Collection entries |

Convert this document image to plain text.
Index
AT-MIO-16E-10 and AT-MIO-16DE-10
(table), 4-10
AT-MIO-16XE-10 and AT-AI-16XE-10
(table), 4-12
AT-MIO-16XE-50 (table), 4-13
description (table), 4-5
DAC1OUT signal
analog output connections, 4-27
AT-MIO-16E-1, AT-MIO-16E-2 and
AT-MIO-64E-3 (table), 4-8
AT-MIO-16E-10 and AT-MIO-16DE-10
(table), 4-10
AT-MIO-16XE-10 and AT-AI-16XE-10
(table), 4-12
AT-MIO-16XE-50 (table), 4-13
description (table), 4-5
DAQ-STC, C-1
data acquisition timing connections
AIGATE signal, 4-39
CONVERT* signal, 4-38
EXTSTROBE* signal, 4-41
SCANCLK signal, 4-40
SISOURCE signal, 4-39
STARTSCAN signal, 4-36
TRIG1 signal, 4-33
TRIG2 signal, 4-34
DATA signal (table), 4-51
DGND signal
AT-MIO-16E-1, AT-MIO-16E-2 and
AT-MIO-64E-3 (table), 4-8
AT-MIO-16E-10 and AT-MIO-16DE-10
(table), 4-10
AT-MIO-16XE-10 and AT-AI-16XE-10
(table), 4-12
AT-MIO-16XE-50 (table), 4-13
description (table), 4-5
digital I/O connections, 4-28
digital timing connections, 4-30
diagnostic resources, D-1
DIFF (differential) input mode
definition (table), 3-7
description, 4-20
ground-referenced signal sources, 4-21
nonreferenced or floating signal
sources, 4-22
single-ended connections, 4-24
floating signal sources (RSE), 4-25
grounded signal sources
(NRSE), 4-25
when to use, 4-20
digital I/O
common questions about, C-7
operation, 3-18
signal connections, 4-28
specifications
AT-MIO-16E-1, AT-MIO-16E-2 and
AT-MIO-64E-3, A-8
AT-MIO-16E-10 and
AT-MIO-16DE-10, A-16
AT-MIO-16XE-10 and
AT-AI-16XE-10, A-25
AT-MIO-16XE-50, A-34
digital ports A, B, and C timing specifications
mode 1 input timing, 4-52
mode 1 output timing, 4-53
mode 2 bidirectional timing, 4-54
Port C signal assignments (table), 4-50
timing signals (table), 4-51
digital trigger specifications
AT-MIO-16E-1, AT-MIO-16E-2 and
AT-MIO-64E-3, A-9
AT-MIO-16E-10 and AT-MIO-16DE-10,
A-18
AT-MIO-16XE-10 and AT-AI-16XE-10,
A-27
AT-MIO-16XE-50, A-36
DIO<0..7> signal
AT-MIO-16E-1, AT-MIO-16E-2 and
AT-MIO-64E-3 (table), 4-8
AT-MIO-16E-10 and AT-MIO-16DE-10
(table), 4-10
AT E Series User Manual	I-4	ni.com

EXERCISE GOAL | Repeat the listing in full, keeping every line exactly as it is.

FINAL ANSWER |
Convert this document image to plain text.
Index
AT-MIO-16E-10 and AT-MIO-16DE-10
(table), 4-10
AT-MIO-16XE-10 and AT-AI-16XE-10
(table), 4-12
AT-MIO-16XE-50 (table), 4-13
description (table), 4-5
DAC1OUT signal
analog output connections, 4-27
AT-MIO-16E-1, AT-MIO-16E-2 and
AT-MIO-64E-3 (table), 4-8
AT-MIO-16E-10 and AT-MIO-16DE-10
(table), 4-10
AT-MIO-16XE-10 and AT-AI-16XE-10
(table), 4-12
AT-MIO-16XE-50 (table), 4-13
description (table), 4-5
DAQ-STC, C-1
data acquisition timing connections
AIGATE signal, 4-39
CONVERT* signal, 4-38
EXTSTROBE* signal, 4-41
SCANCLK signal, 4-40
SISOURCE signal, 4-39
STARTSCAN signal, 4-36
TRIG1 signal, 4-33
TRIG2 signal, 4-34
DATA signal (table), 4-51
DGND signal
AT-MIO-16E-1, AT-MIO-16E-2 and
AT-MIO-64E-3 (table), 4-8
AT-MIO-16E-10 and AT-MIO-16DE-10
(table), 4-10
AT-MIO-16XE-10 and AT-AI-16XE-10
(table), 4-12
AT-MIO-16XE-50 (table), 4-13
description (table), 4-5
digital I/O connections, 4-28
digital timing connections, 4-30
diagnostic resources, D-1
DIFF (differential) input mode
definition (table), 3-7
description, 4-20
ground-referenced signal sources, 4-21
nonreferenced or floating signal
sources, 4-22
single-ended connections, 4-24
floating signal sources (RSE), 4-25
grounded signal sources
(NRSE), 4-25
when to use, 4-20
digital I/O
common questions about, C-7
operation, 3-18
signal connections, 4-28
specifications
AT-MIO-16E-1, AT-MIO-16E-2 and
AT-MIO-64E-3, A-8
AT-MIO-16E-10 and
AT-MIO-16DE-10, A-16
AT-MIO-16XE-10 and
AT-AI-16XE-10, A-25
AT-MIO-16XE-50, A-34
digital ports A, B, and C timing specifications
mode 1 input timing, 4-52
mode 1 output timing, 4-53
mode 2 bidirectional timing, 4-54
Port C signal assignments (table), 4-50
timing signals (table), 4-51
digital trigger specifications
AT-MIO-16E-1, AT-MIO-16E-2 and
AT-MIO-64E-3, A-9
AT-MIO-16E-10 and AT-MIO-16DE-10,
A-18
AT-MIO-16XE-10 and AT-AI-16XE-10,
A-27
AT-MIO-16XE-50, A-36
DIO<0..7> signal
AT-MIO-16E-1, AT-MIO-16E-2 and
AT-MIO-64E-3 (table), 4-8
AT-MIO-16E-10 and AT-MIO-16DE-10
(table), 4-10
AT E Series User Manual	I-4	ni.com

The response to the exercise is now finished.